§ **THE TASK**
Put the lines below into a numbered list, leaving out blank lines and pictures.

§ **PROVIDED INFORMATION**

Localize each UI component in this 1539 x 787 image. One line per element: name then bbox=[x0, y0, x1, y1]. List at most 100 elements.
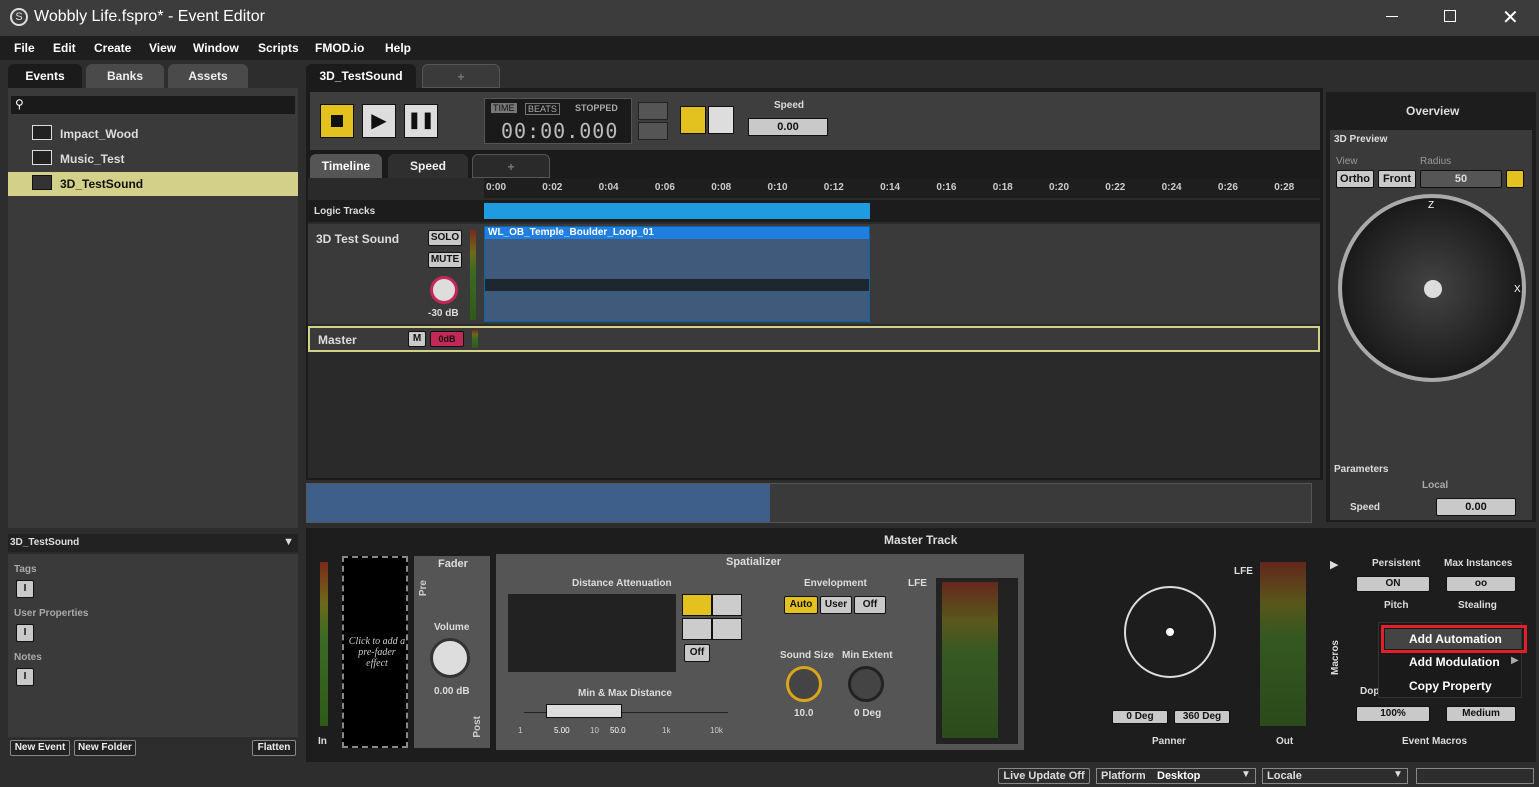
clip-name: WL_OB_Temple_Boulder_Loop_01 bbox=[488, 227, 654, 238]
list-item[interactable]: 3D_TestSound bbox=[8, 172, 298, 196]
doppler-input[interactable]: 100% bbox=[1356, 706, 1430, 722]
title-bar: S Wobbly Life.fspro* - Event Editor ✕ bbox=[0, 0, 1539, 36]
follow-icon[interactable] bbox=[638, 122, 668, 140]
attenuation-curve[interactable] bbox=[508, 594, 676, 672]
tab-timeline[interactable]: Timeline bbox=[310, 154, 382, 178]
menu-item-copy-property[interactable]: Copy Property bbox=[1409, 679, 1492, 693]
panner-position[interactable] bbox=[1166, 628, 1174, 636]
tab-assets[interactable]: Assets bbox=[168, 64, 248, 88]
new-folder-button[interactable]: New Folder bbox=[74, 740, 136, 756]
master-volume-button[interactable]: 0dB bbox=[430, 331, 464, 347]
post-label[interactable]: Post bbox=[472, 716, 483, 738]
user-properties-edit-icon[interactable]: I bbox=[16, 624, 34, 642]
waveform bbox=[485, 279, 869, 291]
pre-fader-hint: Click to add a pre-fader effect bbox=[348, 636, 406, 669]
time-mode-button[interactable]: TIME bbox=[491, 103, 517, 113]
scroll-thumb[interactable] bbox=[307, 484, 770, 522]
macros-expand-icon[interactable]: ▶ bbox=[1330, 558, 1338, 571]
curve-off-button[interactable]: Off bbox=[684, 644, 710, 662]
tab-event[interactable]: 3D_TestSound bbox=[306, 64, 416, 88]
curve-preset-1[interactable] bbox=[682, 594, 712, 616]
add-parameter-tab-button[interactable]: + bbox=[472, 154, 550, 178]
listener-icon[interactable] bbox=[1424, 280, 1442, 298]
persistent-toggle[interactable]: ON bbox=[1356, 576, 1430, 592]
spatializer-meter bbox=[936, 578, 1018, 744]
mute-button[interactable]: MUTE bbox=[428, 252, 462, 268]
preview-3d: 3D Preview View Radius Ortho Front 50 Z … bbox=[1330, 130, 1532, 460]
env-auto-button[interactable]: Auto bbox=[784, 596, 818, 614]
tags-edit-icon[interactable]: I bbox=[16, 580, 34, 598]
close-button[interactable]: ✕ bbox=[1502, 5, 1519, 30]
panner-max-deg[interactable]: 360 Deg bbox=[1174, 710, 1230, 724]
speed-param-value[interactable]: 0.00 bbox=[1436, 498, 1516, 516]
radius-input[interactable]: 50 bbox=[1420, 170, 1502, 188]
track-volume-knob[interactable] bbox=[430, 276, 458, 304]
curve-preset-3[interactable] bbox=[682, 618, 712, 640]
stealing-select[interactable]: Medium bbox=[1446, 706, 1516, 722]
tab-events[interactable]: Events bbox=[8, 64, 82, 88]
speed-value[interactable]: 0.00 bbox=[748, 118, 828, 136]
chevron-down-icon[interactable]: ▼ bbox=[283, 536, 294, 548]
curve-preset-4[interactable] bbox=[712, 618, 742, 640]
list-view-icon[interactable] bbox=[680, 106, 706, 134]
notes-edit-icon[interactable]: I bbox=[16, 668, 34, 686]
menu-view[interactable]: View bbox=[149, 41, 176, 55]
panner-min-deg[interactable]: 0 Deg bbox=[1112, 710, 1168, 724]
panner-dial[interactable] bbox=[1124, 586, 1216, 678]
maximize-button[interactable] bbox=[1444, 10, 1456, 22]
preview-3d-header[interactable]: 3D Preview bbox=[1334, 134, 1387, 145]
menu-help[interactable]: Help bbox=[385, 41, 411, 55]
master-mute-button[interactable]: M bbox=[408, 331, 426, 347]
locale-select[interactable]: Locale ▼ bbox=[1262, 768, 1408, 784]
platform-select[interactable]: Platform Desktop ▼ bbox=[1096, 768, 1256, 784]
timeline-overview-scrollbar[interactable] bbox=[306, 483, 1312, 523]
menu-scripts[interactable]: Scripts bbox=[258, 41, 299, 55]
audio-clip[interactable]: WL_OB_Temple_Boulder_Loop_01 bbox=[484, 226, 870, 322]
stop-button[interactable] bbox=[320, 104, 354, 138]
pre-label[interactable]: Pre bbox=[418, 580, 429, 596]
menu-edit[interactable]: Edit bbox=[53, 41, 76, 55]
ortho-button[interactable]: Ortho bbox=[1336, 170, 1374, 188]
menu-item-add-modulation[interactable]: Add Modulation bbox=[1409, 655, 1500, 669]
max-instances-input[interactable]: oo bbox=[1446, 576, 1516, 592]
volume-knob[interactable] bbox=[430, 638, 470, 678]
curve-preset-2[interactable] bbox=[712, 594, 742, 616]
panner-lfe-label: LFE bbox=[1234, 566, 1253, 577]
grid-view-icon[interactable] bbox=[708, 106, 734, 134]
pause-button[interactable]: ❚❚ bbox=[404, 104, 438, 138]
front-button[interactable]: Front bbox=[1378, 170, 1416, 188]
loop-icon[interactable] bbox=[638, 102, 668, 120]
min-extent-knob[interactable] bbox=[848, 666, 884, 702]
env-user-button[interactable]: User bbox=[820, 596, 852, 614]
timeline-ruler[interactable]: 0:00 0:02 0:04 0:06 0:08 0:10 0:12 0:14 0:16 0:18… bbox=[484, 178, 1320, 198]
sound-size-knob[interactable] bbox=[786, 666, 822, 702]
list-item[interactable]: Impact_Wood bbox=[8, 122, 298, 146]
play-button[interactable]: ▶ bbox=[362, 104, 396, 138]
flatten-button[interactable]: Flatten bbox=[252, 740, 296, 756]
minimize-button[interactable] bbox=[1386, 16, 1398, 17]
lock-icon[interactable] bbox=[1506, 170, 1524, 188]
add-event-tab-button[interactable]: + bbox=[422, 64, 500, 88]
live-update-button[interactable]: Live Update Off bbox=[998, 768, 1090, 784]
pre-fader-slot[interactable]: Click to add a pre-fader effect bbox=[342, 556, 408, 748]
tab-speed[interactable]: Speed bbox=[388, 154, 468, 178]
tab-banks[interactable]: Banks bbox=[86, 64, 164, 88]
env-off-button[interactable]: Off bbox=[854, 596, 886, 614]
loop-region[interactable] bbox=[484, 203, 870, 219]
menu-window[interactable]: Window bbox=[193, 41, 239, 55]
event-name: Music_Test bbox=[60, 152, 125, 166]
menu-item-add-automation[interactable]: Add Automation bbox=[1385, 629, 1521, 649]
fader-title: Fader bbox=[438, 558, 468, 570]
menu-file[interactable]: File bbox=[14, 41, 35, 55]
parameters-header[interactable]: Parameters bbox=[1334, 464, 1388, 475]
minmax-range[interactable] bbox=[546, 704, 622, 718]
spatial-preview-sphere[interactable]: Z X bbox=[1338, 194, 1526, 382]
menu-fmodio[interactable]: FMOD.io bbox=[315, 41, 364, 55]
new-event-button[interactable]: New Event bbox=[10, 740, 70, 756]
menu-create[interactable]: Create bbox=[94, 41, 131, 55]
list-item[interactable]: Music_Test bbox=[8, 147, 298, 171]
solo-button[interactable]: SOLO bbox=[428, 230, 462, 246]
timeline-area: 0:00 0:02 0:04 0:06 0:08 0:10 0:12 0:14 0:16 0:18… bbox=[308, 178, 1320, 478]
beats-mode-button[interactable]: BEATS bbox=[525, 103, 560, 115]
search-input[interactable]: ⚲ bbox=[11, 96, 295, 114]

§ **OUTPUT**
1. Localize each UI component in this 1539 x 787 image. One line per element: name then bbox=[x0, y0, x1, y1]. List at most 100 elements.
2. clip-name: WL_OB_Temple_Boulder_Loop_01 bbox=[488, 227, 654, 238]
3. list-item[interactable]: 3D_TestSound bbox=[8, 172, 298, 196]
4. doppler-input[interactable]: 100% bbox=[1356, 706, 1430, 722]
5. title-bar: S Wobbly Life.fspro* - Event Editor ✕ bbox=[0, 0, 1539, 36]
6. follow-icon[interactable] bbox=[638, 122, 668, 140]
7. attenuation-curve[interactable] bbox=[508, 594, 676, 672]
8. tab-timeline[interactable]: Timeline bbox=[310, 154, 382, 178]
9. menu-item-copy-property[interactable]: Copy Property bbox=[1409, 679, 1492, 693]
10. panner-position[interactable] bbox=[1166, 628, 1174, 636]
11. tab-assets[interactable]: Assets bbox=[168, 64, 248, 88]
12. new-folder-button[interactable]: New Folder bbox=[74, 740, 136, 756]
13. master-volume-button[interactable]: 0dB bbox=[430, 331, 464, 347]
14. post-label[interactable]: Post bbox=[472, 716, 483, 738]
15. user-properties-edit-icon[interactable]: I bbox=[16, 624, 34, 642]
16. waveform bbox=[485, 279, 869, 291]
17. pre-fader-hint: Click to add a pre-fader effect bbox=[348, 636, 406, 669]
18. time-mode-button[interactable]: TIME bbox=[491, 103, 517, 113]
19. scroll-thumb[interactable] bbox=[307, 484, 770, 522]
20. macros-expand-icon[interactable]: ▶ bbox=[1330, 558, 1338, 571]
21. curve-off-button[interactable]: Off bbox=[684, 644, 710, 662]
22. tab-event[interactable]: 3D_TestSound bbox=[306, 64, 416, 88]
23. curve-preset-1[interactable] bbox=[682, 594, 712, 616]
24. add-parameter-tab-button[interactable]: + bbox=[472, 154, 550, 178]
25. listener-icon[interactable] bbox=[1424, 280, 1442, 298]
26. persistent-toggle[interactable]: ON bbox=[1356, 576, 1430, 592]
27. spatializer-meter bbox=[936, 578, 1018, 744]
28. mute-button[interactable]: MUTE bbox=[428, 252, 462, 268]
29. preview-3d: 3D Preview View Radius Ortho Front 50 Z … bbox=[1330, 130, 1532, 460]
30. env-auto-button[interactable]: Auto bbox=[784, 596, 818, 614]
31. tags-edit-icon[interactable]: I bbox=[16, 580, 34, 598]
32. close-button[interactable]: ✕ bbox=[1502, 5, 1519, 30]
33. panner-max-deg[interactable]: 360 Deg bbox=[1174, 710, 1230, 724]
34. speed-param-value[interactable]: 0.00 bbox=[1436, 498, 1516, 516]
35. radius-input[interactable]: 50 bbox=[1420, 170, 1502, 188]
36. track-volume-knob[interactable] bbox=[430, 276, 458, 304]
37. curve-preset-3[interactable] bbox=[682, 618, 712, 640]
38. stealing-select[interactable]: Medium bbox=[1446, 706, 1516, 722]
39. tab-events[interactable]: Events bbox=[8, 64, 82, 88]
40. speed-value[interactable]: 0.00 bbox=[748, 118, 828, 136]
41. chevron-down-icon[interactable]: ▼ bbox=[283, 536, 294, 548]
42. curve-preset-4[interactable] bbox=[712, 618, 742, 640]
43. list-view-icon[interactable] bbox=[680, 106, 706, 134]
44. notes-edit-icon[interactable]: I bbox=[16, 668, 34, 686]
45. menu-view[interactable]: View bbox=[149, 41, 176, 55]
46. panner-min-deg[interactable]: 0 Deg bbox=[1112, 710, 1168, 724]
47. panner-dial[interactable] bbox=[1124, 586, 1216, 678]
48. maximize-button[interactable] bbox=[1444, 10, 1456, 22]
49. preview-3d-header[interactable]: 3D Preview bbox=[1334, 134, 1387, 145]
50. menu-help[interactable]: Help bbox=[385, 41, 411, 55]
51. master-mute-button[interactable]: M bbox=[408, 331, 426, 347]
52. locale-select[interactable]: Locale ▼ bbox=[1262, 768, 1408, 784]
53. platform-select[interactable]: Platform Desktop ▼ bbox=[1096, 768, 1256, 784]
54. timeline-overview-scrollbar[interactable] bbox=[306, 483, 1312, 523]
55. menu-scripts[interactable]: Scripts bbox=[258, 41, 299, 55]
56. audio-clip[interactable]: WL_OB_Temple_Boulder_Loop_01 bbox=[484, 226, 870, 322]
57. stop-button[interactable] bbox=[320, 104, 354, 138]
58. pre-label[interactable]: Pre bbox=[418, 580, 429, 596]
59. menu-edit[interactable]: Edit bbox=[53, 41, 76, 55]
60. ortho-button[interactable]: Ortho bbox=[1336, 170, 1374, 188]
61. menu-item-add-modulation[interactable]: Add Modulation bbox=[1409, 655, 1500, 669]
62. max-instances-input[interactable]: oo bbox=[1446, 576, 1516, 592]
63. volume-knob[interactable] bbox=[430, 638, 470, 678]
64. curve-preset-2[interactable] bbox=[712, 594, 742, 616]
65. panner-lfe-label: LFE bbox=[1234, 566, 1253, 577]
66. grid-view-icon[interactable] bbox=[708, 106, 734, 134]
67. pause-button[interactable]: ❚❚ bbox=[404, 104, 438, 138]
68. front-button[interactable]: Front bbox=[1378, 170, 1416, 188]
69. loop-icon[interactable] bbox=[638, 102, 668, 120]
70. min-extent-knob[interactable] bbox=[848, 666, 884, 702]
71. env-user-button[interactable]: User bbox=[820, 596, 852, 614]
72. timeline-ruler[interactable]: 0:00 0:02 0:04 0:06 0:08 0:10 0:12 0:14 0:16 0:18… bbox=[484, 178, 1320, 198]
73. sound-size-knob[interactable] bbox=[786, 666, 822, 702]
74. list-item[interactable]: Impact_Wood bbox=[8, 122, 298, 146]
75. play-button[interactable]: ▶ bbox=[362, 104, 396, 138]
76. flatten-button[interactable]: Flatten bbox=[252, 740, 296, 756]
77. minimize-button[interactable] bbox=[1386, 16, 1398, 17]
78. lock-icon[interactable] bbox=[1506, 170, 1524, 188]
79. add-event-tab-button[interactable]: + bbox=[422, 64, 500, 88]
80. live-update-button[interactable]: Live Update Off bbox=[998, 768, 1090, 784]
81. pre-fader-slot[interactable]: Click to add a pre-fader effect bbox=[342, 556, 408, 748]
82. tab-speed[interactable]: Speed bbox=[388, 154, 468, 178]
83. tab-banks[interactable]: Banks bbox=[86, 64, 164, 88]
84. env-off-button[interactable]: Off bbox=[854, 596, 886, 614]
85. loop-region[interactable] bbox=[484, 203, 870, 219]
86. menu-window[interactable]: Window bbox=[193, 41, 239, 55]
87. event-name: Music_Test bbox=[60, 152, 125, 166]
88. menu-item-add-automation[interactable]: Add Automation bbox=[1385, 629, 1521, 649]
89. fader-title: Fader bbox=[438, 558, 468, 570]
90. menu-file[interactable]: File bbox=[14, 41, 35, 55]
91. parameters-header[interactable]: Parameters bbox=[1334, 464, 1388, 475]
92. minmax-range[interactable] bbox=[546, 704, 622, 718]
93. spatial-preview-sphere[interactable]: Z X bbox=[1338, 194, 1526, 382]
94. menu-fmodio[interactable]: FMOD.io bbox=[315, 41, 364, 55]
95. new-event-button[interactable]: New Event bbox=[10, 740, 70, 756]
96. menu-create[interactable]: Create bbox=[94, 41, 131, 55]
97. list-item[interactable]: Music_Test bbox=[8, 147, 298, 171]
98. solo-button[interactable]: SOLO bbox=[428, 230, 462, 246]
99. timeline-area: 0:00 0:02 0:04 0:06 0:08 0:10 0:12 0:14 0:16 0:18… bbox=[308, 178, 1320, 478]
100. beats-mode-button[interactable]: BEATS bbox=[525, 103, 560, 115]
101. search-input[interactable]: ⚲ bbox=[11, 96, 295, 114]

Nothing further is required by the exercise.